### EXERCISE DESCRIPTION:
Below are the records; copy each line in them that holds the word "icon".

※

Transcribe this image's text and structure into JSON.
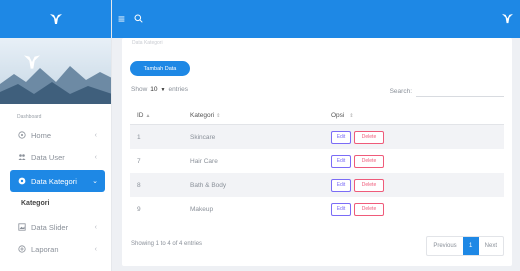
{
  "topbar": {
    "menu_icon": "hamburger-icon",
    "search_icon": "search-icon"
  },
  "sidebar": {
    "section_label": "Dashboard",
    "items": [
      {
        "label": "Home",
        "icon": "home-icon"
      },
      {
        "label": "Data User",
        "icon": "users-icon"
      },
      {
        "label": "Data Kategori",
        "icon": "tag-icon",
        "active": true
      },
      {
        "label": "Data Slider",
        "icon": "image-icon"
      },
      {
        "label": "Laporan",
        "icon": "report-icon"
      }
    ],
    "sub_item": "Kategori"
  },
  "card": {
    "faded_text": "Data Kategori",
    "add_button": "Tambah Data",
    "show_prefix": "Show",
    "show_value": "10",
    "show_suffix": "entries",
    "search_label": "Search:"
  },
  "table": {
    "headers": [
      {
        "label": "ID",
        "sort": "▲"
      },
      {
        "label": "Kategori",
        "sort": "⇕"
      },
      {
        "label": "Opsi",
        "sort": "⇕"
      }
    ],
    "rows": [
      {
        "id": "1",
        "kategori": "Skincare",
        "edit": "Edit",
        "delete": "Delete"
      },
      {
        "id": "7",
        "kategori": "Hair Care",
        "edit": "Edit",
        "delete": "Delete"
      },
      {
        "id": "8",
        "kategori": "Bath & Body",
        "edit": "Edit",
        "delete": "Delete"
      },
      {
        "id": "9",
        "kategori": "Makeup",
        "edit": "Edit",
        "delete": "Delete"
      }
    ]
  },
  "footer": {
    "info": "Showing 1 to 4 of 4 entries",
    "previous": "Previous",
    "current_page": "1",
    "next": "Next"
  },
  "colors": {
    "primary": "#1e88e5",
    "edit": "#7b6cf6",
    "delete": "#ef5b7a"
  }
}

※

### RESULT:
    "menu_icon": "hamburger-icon",
    "search_icon": "search-icon"
        "icon": "home-icon"
        "icon": "users-icon"
        "icon": "tag-icon",
        "icon": "image-icon"
        "icon": "report-icon"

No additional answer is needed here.